## Aim
In the entries below, identify every line with the string "text" and copy it.

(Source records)
────
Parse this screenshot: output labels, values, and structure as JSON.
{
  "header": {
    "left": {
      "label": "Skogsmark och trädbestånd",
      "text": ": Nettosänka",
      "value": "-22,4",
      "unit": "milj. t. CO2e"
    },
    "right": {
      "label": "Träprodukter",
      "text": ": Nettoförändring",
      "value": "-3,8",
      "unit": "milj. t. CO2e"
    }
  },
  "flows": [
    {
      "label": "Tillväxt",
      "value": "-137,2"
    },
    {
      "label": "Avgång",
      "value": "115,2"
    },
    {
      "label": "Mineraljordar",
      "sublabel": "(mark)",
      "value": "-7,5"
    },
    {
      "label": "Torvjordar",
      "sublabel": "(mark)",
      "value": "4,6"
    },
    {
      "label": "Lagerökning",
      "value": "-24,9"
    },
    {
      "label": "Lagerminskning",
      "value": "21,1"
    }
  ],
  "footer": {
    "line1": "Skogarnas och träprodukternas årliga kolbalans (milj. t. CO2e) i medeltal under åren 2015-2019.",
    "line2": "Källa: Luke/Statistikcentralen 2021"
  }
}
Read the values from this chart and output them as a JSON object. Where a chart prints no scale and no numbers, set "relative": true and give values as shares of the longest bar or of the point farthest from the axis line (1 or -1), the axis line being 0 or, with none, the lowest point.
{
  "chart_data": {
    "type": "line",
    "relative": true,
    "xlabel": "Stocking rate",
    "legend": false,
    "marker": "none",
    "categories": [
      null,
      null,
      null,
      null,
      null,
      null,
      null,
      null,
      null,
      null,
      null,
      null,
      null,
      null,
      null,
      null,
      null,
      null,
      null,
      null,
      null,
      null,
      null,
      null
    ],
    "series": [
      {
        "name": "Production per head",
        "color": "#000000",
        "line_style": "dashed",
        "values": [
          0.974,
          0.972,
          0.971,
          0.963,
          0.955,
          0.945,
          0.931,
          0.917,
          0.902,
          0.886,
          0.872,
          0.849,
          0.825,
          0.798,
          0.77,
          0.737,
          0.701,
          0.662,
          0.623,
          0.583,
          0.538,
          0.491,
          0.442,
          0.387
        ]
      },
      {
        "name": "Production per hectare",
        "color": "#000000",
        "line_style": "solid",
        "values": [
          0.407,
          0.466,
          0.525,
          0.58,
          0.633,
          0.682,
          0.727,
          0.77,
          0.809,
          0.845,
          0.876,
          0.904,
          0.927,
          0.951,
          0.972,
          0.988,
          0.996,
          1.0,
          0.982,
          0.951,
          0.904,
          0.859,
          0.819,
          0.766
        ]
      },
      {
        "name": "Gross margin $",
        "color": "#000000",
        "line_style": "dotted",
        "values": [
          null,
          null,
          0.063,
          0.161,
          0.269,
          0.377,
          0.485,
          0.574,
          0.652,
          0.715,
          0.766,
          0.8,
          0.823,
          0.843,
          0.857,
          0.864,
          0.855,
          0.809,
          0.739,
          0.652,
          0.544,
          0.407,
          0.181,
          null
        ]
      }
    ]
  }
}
────
## Answer to this task
      "text": ": Nettosänka",
      "text": ": Nettoförändring",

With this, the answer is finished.